((

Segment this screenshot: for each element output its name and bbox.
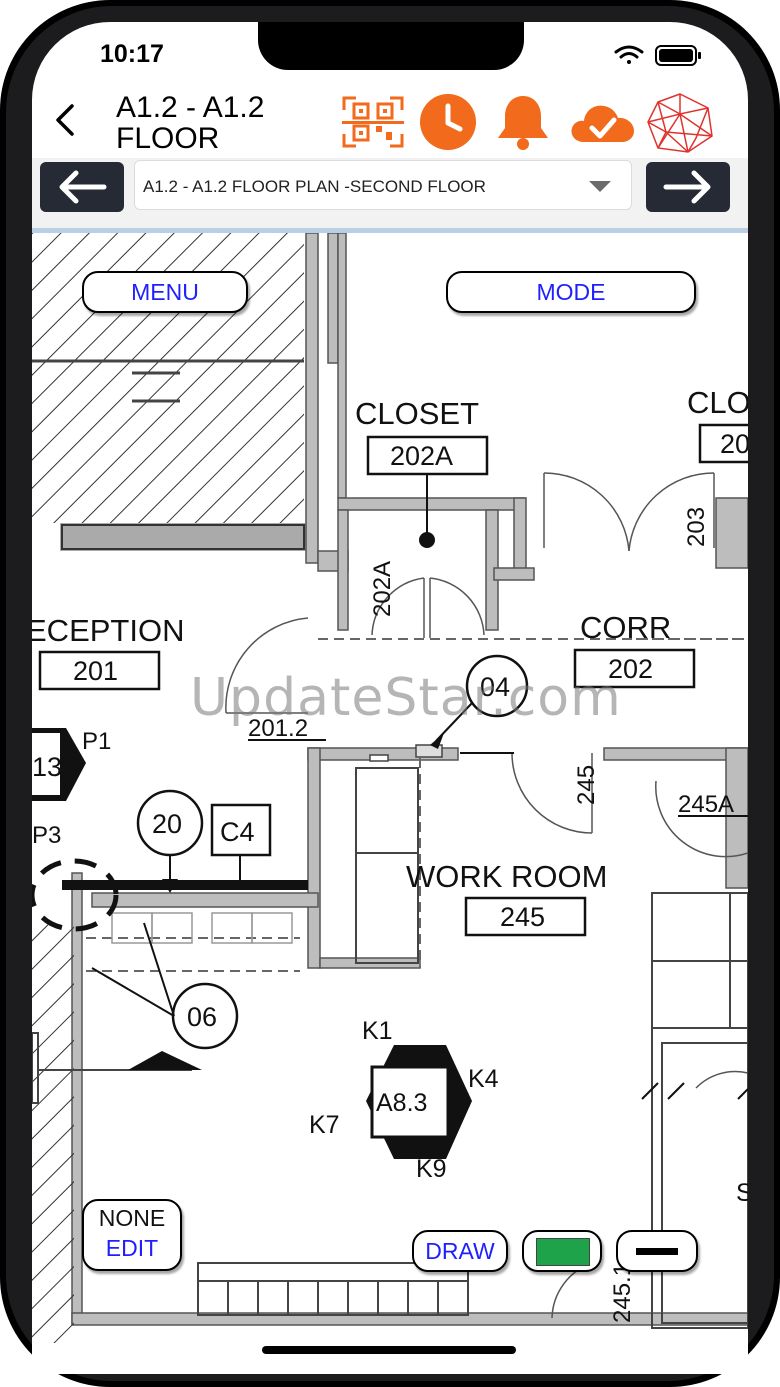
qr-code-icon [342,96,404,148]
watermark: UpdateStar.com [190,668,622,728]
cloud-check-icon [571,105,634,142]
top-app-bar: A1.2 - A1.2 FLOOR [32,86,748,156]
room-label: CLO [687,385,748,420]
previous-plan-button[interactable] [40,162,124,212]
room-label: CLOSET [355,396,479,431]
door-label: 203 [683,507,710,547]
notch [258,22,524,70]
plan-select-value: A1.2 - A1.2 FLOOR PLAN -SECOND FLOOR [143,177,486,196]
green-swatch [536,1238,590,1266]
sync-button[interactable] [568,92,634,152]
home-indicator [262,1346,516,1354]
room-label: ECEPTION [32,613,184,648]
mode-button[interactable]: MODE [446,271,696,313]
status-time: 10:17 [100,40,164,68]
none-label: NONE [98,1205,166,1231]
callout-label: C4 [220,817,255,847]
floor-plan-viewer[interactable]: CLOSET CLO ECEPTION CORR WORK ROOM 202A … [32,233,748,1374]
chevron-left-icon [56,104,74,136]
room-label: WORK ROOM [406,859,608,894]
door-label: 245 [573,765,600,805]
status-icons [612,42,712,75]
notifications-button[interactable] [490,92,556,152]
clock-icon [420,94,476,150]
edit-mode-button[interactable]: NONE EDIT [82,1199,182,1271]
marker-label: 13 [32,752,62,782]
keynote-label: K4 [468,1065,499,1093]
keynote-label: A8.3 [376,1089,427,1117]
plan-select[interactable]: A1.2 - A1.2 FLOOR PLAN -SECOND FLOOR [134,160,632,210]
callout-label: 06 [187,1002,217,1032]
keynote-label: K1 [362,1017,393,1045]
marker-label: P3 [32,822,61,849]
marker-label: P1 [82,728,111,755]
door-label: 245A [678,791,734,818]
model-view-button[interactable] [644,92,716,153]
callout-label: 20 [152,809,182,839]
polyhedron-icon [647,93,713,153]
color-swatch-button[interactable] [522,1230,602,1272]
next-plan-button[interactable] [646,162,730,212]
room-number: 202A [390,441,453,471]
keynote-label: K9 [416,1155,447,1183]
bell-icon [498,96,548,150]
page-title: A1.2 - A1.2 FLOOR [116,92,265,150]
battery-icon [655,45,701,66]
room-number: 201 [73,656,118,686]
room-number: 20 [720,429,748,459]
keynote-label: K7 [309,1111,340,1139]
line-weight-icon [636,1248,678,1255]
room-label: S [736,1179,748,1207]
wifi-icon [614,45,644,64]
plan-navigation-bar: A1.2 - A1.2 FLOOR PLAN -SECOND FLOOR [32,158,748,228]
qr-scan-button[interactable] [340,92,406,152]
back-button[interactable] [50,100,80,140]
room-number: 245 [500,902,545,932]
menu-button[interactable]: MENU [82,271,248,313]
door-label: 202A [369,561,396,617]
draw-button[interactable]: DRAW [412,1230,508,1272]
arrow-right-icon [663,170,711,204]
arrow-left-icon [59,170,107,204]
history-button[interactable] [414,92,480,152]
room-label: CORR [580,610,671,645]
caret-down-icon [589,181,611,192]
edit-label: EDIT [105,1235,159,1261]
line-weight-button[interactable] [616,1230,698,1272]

))

◆ **What is needed**: Reproduce these records with "WORK ROOM" swapped for "OFFICE" and everything else unchanged. Leave out the pictures.

◆ **The result**:
Segment this screenshot: for each element output its name and bbox.
qr-code-icon [342,96,404,148]
watermark: UpdateStar.com [190,668,622,728]
cloud-check-icon [571,105,634,142]
top-app-bar: A1.2 - A1.2 FLOOR [32,86,748,156]
room-label: CLO [687,385,748,420]
previous-plan-button[interactable] [40,162,124,212]
room-label: CLOSET [355,396,479,431]
door-label: 203 [683,507,710,547]
notch [258,22,524,70]
plan-select-value: A1.2 - A1.2 FLOOR PLAN -SECOND FLOOR [143,177,486,196]
green-swatch [536,1238,590,1266]
sync-button[interactable] [568,92,634,152]
home-indicator [262,1346,516,1354]
room-label: ECEPTION [32,613,184,648]
mode-button[interactable]: MODE [446,271,696,313]
status-time: 10:17 [100,40,164,68]
none-label: NONE [98,1205,166,1231]
callout-label: C4 [220,817,255,847]
floor-plan-viewer[interactable]: CLOSET CLO ECEPTION CORR OFFICE 202A … [32,233,748,1374]
chevron-left-icon [56,104,74,136]
room-label: OFFICE [406,859,608,894]
door-label: 245 [573,765,600,805]
status-icons [612,42,712,75]
notifications-button[interactable] [490,92,556,152]
clock-icon [420,94,476,150]
edit-mode-button[interactable]: NONE EDIT [82,1199,182,1271]
marker-label: 13 [32,752,62,782]
keynote-label: K4 [468,1065,499,1093]
keynote-label: A8.3 [376,1089,427,1117]
plan-select[interactable]: A1.2 - A1.2 FLOOR PLAN -SECOND FLOOR [134,160,632,210]
callout-label: 06 [187,1002,217,1032]
keynote-label: K1 [362,1017,393,1045]
marker-label: P3 [32,822,61,849]
marker-label: P1 [82,728,111,755]
door-label: 245A [678,791,734,818]
model-view-button[interactable] [644,92,716,153]
callout-label: 20 [152,809,182,839]
polyhedron-icon [647,93,713,153]
color-swatch-button[interactable] [522,1230,602,1272]
next-plan-button[interactable] [646,162,730,212]
room-number: 202A [390,441,453,471]
keynote-label: K9 [416,1155,447,1183]
bell-icon [498,96,548,150]
page-title: A1.2 - A1.2 FLOOR [116,92,265,150]
battery-icon [655,45,701,66]
room-number: 201 [73,656,118,686]
room-number: 20 [720,429,748,459]
keynote-label: K7 [309,1111,340,1139]
line-weight-icon [636,1248,678,1255]
room-label: S [736,1179,748,1207]
wifi-icon [614,45,644,64]
plan-navigation-bar: A1.2 - A1.2 FLOOR PLAN -SECOND FLOOR [32,158,748,228]
qr-scan-button[interactable] [340,92,406,152]
back-button[interactable] [50,100,80,140]
room-number: 245 [500,902,545,932]
menu-button[interactable]: MENU [82,271,248,313]
door-label: 202A [369,561,396,617]
draw-button[interactable]: DRAW [412,1230,508,1272]
arrow-right-icon [663,170,711,204]
arrow-left-icon [59,170,107,204]
history-button[interactable] [414,92,480,152]
room-label: CORR [580,610,671,645]
caret-down-icon [589,181,611,192]
edit-label: EDIT [105,1235,159,1261]
line-weight-button[interactable] [616,1230,698,1272]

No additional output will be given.